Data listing
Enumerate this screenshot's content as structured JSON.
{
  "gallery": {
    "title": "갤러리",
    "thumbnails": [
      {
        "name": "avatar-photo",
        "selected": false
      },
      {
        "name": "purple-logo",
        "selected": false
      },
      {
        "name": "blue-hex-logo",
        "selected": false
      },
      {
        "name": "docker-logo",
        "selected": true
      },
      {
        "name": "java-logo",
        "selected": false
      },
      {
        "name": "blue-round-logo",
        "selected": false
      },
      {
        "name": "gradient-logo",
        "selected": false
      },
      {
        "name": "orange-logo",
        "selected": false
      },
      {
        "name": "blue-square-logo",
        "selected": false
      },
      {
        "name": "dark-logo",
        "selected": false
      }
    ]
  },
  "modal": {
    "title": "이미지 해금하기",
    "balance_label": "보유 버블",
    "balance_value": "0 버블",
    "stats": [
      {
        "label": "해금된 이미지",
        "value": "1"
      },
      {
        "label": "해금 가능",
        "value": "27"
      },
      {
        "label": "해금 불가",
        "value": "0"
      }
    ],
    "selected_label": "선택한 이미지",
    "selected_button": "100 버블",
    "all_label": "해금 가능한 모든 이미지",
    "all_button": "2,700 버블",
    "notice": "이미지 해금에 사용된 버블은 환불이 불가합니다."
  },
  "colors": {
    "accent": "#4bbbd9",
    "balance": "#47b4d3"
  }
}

## EXERCISE REQUIREMENTS:
Repeat the records exactly, including every line.

## PROBLEM SOLUTION:
Enumerate this screenshot's content as structured JSON.
{
  "gallery": {
    "title": "갤러리",
    "thumbnails": [
      {
        "name": "avatar-photo",
        "selected": false
      },
      {
        "name": "purple-logo",
        "selected": false
      },
      {
        "name": "blue-hex-logo",
        "selected": false
      },
      {
        "name": "docker-logo",
        "selected": true
      },
      {
        "name": "java-logo",
        "selected": false
      },
      {
        "name": "blue-round-logo",
        "selected": false
      },
      {
        "name": "gradient-logo",
        "selected": false
      },
      {
        "name": "orange-logo",
        "selected": false
      },
      {
        "name": "blue-square-logo",
        "selected": false
      },
      {
        "name": "dark-logo",
        "selected": false
      }
    ]
  },
  "modal": {
    "title": "이미지 해금하기",
    "balance_label": "보유 버블",
    "balance_value": "0 버블",
    "stats": [
      {
        "label": "해금된 이미지",
        "value": "1"
      },
      {
        "label": "해금 가능",
        "value": "27"
      },
      {
        "label": "해금 불가",
        "value": "0"
      }
    ],
    "selected_label": "선택한 이미지",
    "selected_button": "100 버블",
    "all_label": "해금 가능한 모든 이미지",
    "all_button": "2,700 버블",
    "notice": "이미지 해금에 사용된 버블은 환불이 불가합니다."
  },
  "colors": {
    "accent": "#4bbbd9",
    "balance": "#47b4d3"
  }
}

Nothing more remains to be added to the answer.